> Goal of the exercise:
Rewrite everything from the line containing "List UI elements" down to the line containing "alt-text-icon — [578, 23, 600, 41]", swapping "interactable" for "clickable" and leaving all else unchanged.

> Data listing:
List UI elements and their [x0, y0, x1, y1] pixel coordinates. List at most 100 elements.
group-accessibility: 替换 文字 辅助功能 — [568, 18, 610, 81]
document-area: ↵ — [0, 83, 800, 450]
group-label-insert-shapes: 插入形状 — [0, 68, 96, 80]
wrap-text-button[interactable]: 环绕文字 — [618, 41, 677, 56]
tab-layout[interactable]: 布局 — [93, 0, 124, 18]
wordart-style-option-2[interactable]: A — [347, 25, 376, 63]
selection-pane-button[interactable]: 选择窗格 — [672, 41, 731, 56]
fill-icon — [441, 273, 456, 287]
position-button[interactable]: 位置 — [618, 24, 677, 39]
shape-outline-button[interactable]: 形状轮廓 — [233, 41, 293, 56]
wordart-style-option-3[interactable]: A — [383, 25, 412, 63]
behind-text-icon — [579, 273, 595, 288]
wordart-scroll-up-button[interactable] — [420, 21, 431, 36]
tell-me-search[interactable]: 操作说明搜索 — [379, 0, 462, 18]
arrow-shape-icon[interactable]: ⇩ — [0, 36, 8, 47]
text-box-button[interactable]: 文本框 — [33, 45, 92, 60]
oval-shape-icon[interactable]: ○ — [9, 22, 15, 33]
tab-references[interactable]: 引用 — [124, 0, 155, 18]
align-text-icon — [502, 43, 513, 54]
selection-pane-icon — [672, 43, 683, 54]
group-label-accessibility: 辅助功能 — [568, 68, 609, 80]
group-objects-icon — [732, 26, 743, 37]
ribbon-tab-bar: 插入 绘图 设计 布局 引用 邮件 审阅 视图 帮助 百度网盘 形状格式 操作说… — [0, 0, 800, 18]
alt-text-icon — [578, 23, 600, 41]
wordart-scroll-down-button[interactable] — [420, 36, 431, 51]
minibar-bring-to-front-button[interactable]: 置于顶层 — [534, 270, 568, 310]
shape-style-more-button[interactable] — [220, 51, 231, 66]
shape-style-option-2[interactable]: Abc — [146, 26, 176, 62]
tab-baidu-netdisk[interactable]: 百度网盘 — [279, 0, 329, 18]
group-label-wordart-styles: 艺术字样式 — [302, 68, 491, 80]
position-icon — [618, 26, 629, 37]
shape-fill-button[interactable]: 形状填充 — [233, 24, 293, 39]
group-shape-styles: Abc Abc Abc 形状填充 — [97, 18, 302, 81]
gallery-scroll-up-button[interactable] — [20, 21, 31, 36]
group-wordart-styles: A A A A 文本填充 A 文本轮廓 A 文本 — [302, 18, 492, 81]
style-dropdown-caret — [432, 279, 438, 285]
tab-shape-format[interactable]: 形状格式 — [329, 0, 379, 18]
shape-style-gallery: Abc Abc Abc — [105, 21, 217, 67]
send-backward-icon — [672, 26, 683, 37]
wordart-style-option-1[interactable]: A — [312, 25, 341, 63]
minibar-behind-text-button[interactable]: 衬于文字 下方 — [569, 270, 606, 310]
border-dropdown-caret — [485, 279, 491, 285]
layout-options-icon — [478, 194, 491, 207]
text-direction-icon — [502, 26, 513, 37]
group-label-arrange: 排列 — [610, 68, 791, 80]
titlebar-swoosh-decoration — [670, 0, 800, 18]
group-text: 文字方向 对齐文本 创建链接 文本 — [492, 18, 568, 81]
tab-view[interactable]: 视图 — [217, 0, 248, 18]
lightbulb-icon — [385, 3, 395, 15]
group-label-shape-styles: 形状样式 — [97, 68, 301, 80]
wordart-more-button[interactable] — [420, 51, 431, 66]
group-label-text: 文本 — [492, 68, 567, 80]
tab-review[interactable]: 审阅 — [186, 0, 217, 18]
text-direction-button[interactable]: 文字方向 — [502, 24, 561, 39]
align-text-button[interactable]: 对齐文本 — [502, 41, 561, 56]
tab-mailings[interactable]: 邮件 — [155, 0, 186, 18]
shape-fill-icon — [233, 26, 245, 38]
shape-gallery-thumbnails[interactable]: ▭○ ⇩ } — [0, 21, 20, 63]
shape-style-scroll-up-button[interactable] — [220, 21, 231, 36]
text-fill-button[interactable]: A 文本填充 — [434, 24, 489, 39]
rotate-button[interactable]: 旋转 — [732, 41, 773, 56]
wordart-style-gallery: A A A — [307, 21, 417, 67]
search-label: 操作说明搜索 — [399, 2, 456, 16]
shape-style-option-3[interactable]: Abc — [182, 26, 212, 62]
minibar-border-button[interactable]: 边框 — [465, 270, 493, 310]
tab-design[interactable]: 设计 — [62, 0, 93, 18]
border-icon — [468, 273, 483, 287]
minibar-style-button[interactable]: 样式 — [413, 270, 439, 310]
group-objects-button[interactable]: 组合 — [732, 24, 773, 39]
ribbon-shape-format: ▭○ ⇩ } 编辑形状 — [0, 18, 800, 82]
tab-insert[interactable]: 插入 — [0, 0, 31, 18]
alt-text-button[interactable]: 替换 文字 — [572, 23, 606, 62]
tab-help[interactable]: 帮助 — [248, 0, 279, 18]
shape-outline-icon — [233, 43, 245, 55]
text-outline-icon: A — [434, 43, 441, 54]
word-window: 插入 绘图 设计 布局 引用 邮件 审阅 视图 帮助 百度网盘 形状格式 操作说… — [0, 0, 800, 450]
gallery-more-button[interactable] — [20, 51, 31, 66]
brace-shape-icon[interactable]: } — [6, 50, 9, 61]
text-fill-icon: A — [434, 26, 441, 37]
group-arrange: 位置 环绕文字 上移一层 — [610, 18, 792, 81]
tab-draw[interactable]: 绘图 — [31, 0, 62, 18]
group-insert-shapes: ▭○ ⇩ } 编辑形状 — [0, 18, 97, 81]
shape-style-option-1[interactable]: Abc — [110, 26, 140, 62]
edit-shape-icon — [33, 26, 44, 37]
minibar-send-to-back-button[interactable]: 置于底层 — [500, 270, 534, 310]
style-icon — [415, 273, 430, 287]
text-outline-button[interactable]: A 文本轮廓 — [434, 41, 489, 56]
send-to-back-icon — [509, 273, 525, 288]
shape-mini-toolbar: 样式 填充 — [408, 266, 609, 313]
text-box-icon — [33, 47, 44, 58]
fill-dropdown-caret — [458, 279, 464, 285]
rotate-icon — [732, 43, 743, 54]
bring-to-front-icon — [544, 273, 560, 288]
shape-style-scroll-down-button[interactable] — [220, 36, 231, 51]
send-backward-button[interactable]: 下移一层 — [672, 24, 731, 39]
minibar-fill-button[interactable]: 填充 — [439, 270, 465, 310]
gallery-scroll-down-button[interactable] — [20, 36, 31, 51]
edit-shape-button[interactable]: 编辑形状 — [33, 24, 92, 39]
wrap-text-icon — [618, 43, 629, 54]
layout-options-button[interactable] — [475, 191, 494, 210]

--

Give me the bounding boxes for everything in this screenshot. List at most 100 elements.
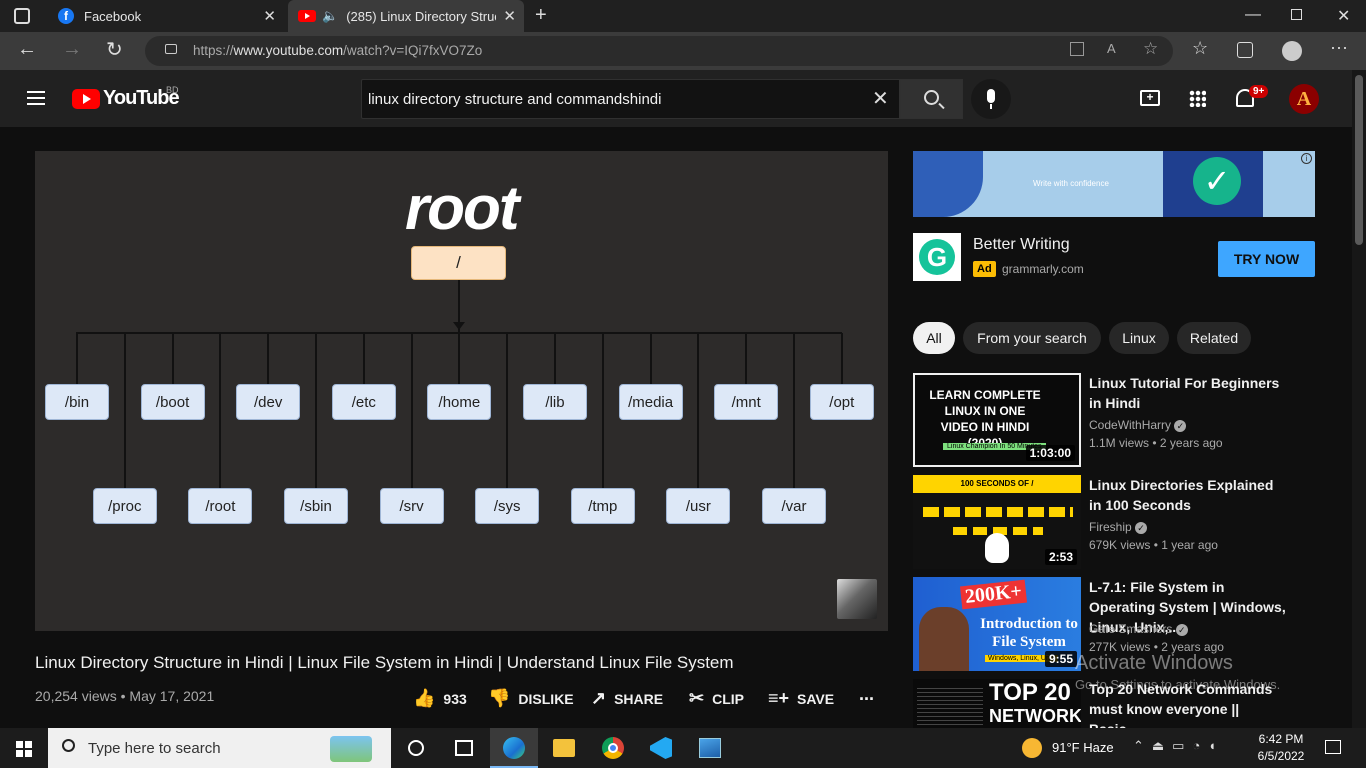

> Completed task:
List UI elements and their [x0, y0, x1, y1] pixel coordinates. List at most 100 elements.
group-accessibility: 替换 文字 辅助功能 — [568, 18, 610, 81]
document-area: ↵ — [0, 83, 800, 450]
group-label-insert-shapes: 插入形状 — [0, 68, 96, 80]
wrap-text-button[clickable]: 环绕文字 — [618, 41, 677, 56]
tab-layout[clickable]: 布局 — [93, 0, 124, 18]
wordart-style-option-2[clickable]: A — [347, 25, 376, 63]
selection-pane-button[clickable]: 选择窗格 — [672, 41, 731, 56]
fill-icon — [441, 273, 456, 287]
position-button[clickable]: 位置 — [618, 24, 677, 39]
shape-outline-button[clickable]: 形状轮廓 — [233, 41, 293, 56]
wordart-style-option-3[clickable]: A — [383, 25, 412, 63]
behind-text-icon — [579, 273, 595, 288]
wordart-scroll-up-button[clickable] — [420, 21, 431, 36]
tell-me-search[clickable]: 操作说明搜索 — [379, 0, 462, 18]
arrow-shape-icon[clickable]: ⇩ — [0, 36, 8, 47]
text-box-button[clickable]: 文本框 — [33, 45, 92, 60]
oval-shape-icon[clickable]: ○ — [9, 22, 15, 33]
tab-references[clickable]: 引用 — [124, 0, 155, 18]
align-text-icon — [502, 43, 513, 54]
selection-pane-icon — [672, 43, 683, 54]
group-label-accessibility: 辅助功能 — [568, 68, 609, 80]
group-objects-icon — [732, 26, 743, 37]
ribbon-tab-bar: 插入 绘图 设计 布局 引用 邮件 审阅 视图 帮助 百度网盘 形状格式 操作说… — [0, 0, 800, 18]
alt-text-icon — [578, 23, 600, 41]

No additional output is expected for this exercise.